Copy the data that follows exactly. Include no pictures.

> Items from a figure collection
────────────────
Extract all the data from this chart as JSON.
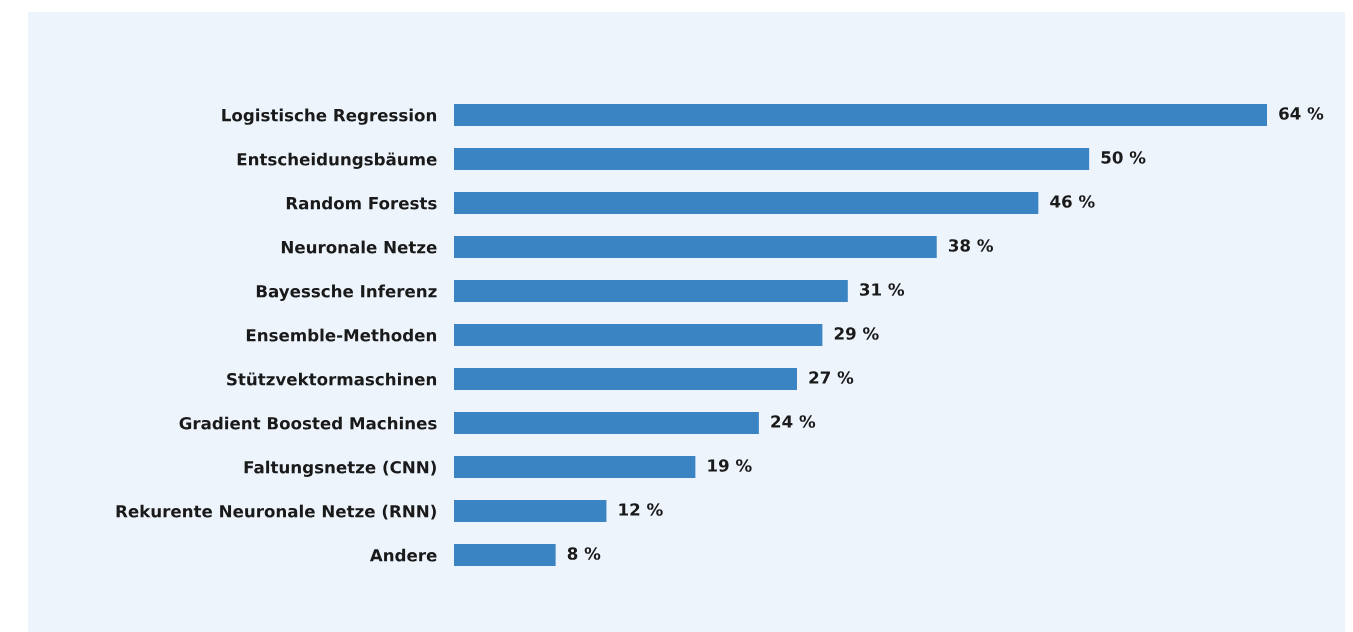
{
  "chart_data": {
    "type": "bar",
    "orientation": "horizontal",
    "categories": [
      "Logistische Regression",
      "Entscheidungsbäume",
      "Random Forests",
      "Neuronale Netze",
      "Bayessche Inferenz",
      "Ensemble-Methoden",
      "Stützvektormaschinen",
      "Gradient Boosted Machines",
      "Faltungsnetze (CNN)",
      "Rekurente Neuronale Netze (RNN)",
      "Andere"
    ],
    "values": [
      64,
      50,
      46,
      38,
      31,
      29,
      27,
      24,
      19,
      12,
      8
    ],
    "value_labels": [
      "64 %",
      "50 %",
      "46 %",
      "38 %",
      "31 %",
      "29 %",
      "27 %",
      "24 %",
      "19 %",
      "12 %",
      "8 %"
    ],
    "color": "#3b84c4",
    "tick_labels": "y",
    "grid": false,
    "legend": false
  }
}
────────────────
> Full solution
Extract all the data from this chart as JSON.
{
  "chart_data": {
    "type": "bar",
    "orientation": "horizontal",
    "categories": [
      "Logistische Regression",
      "Entscheidungsbäume",
      "Random Forests",
      "Neuronale Netze",
      "Bayessche Inferenz",
      "Ensemble-Methoden",
      "Stützvektormaschinen",
      "Gradient Boosted Machines",
      "Faltungsnetze (CNN)",
      "Rekurente Neuronale Netze (RNN)",
      "Andere"
    ],
    "values": [
      64,
      50,
      46,
      38,
      31,
      29,
      27,
      24,
      19,
      12,
      8
    ],
    "value_labels": [
      "64 %",
      "50 %",
      "46 %",
      "38 %",
      "31 %",
      "29 %",
      "27 %",
      "24 %",
      "19 %",
      "12 %",
      "8 %"
    ],
    "color": "#3b84c4",
    "tick_labels": "y",
    "grid": false,
    "legend": false
  }
}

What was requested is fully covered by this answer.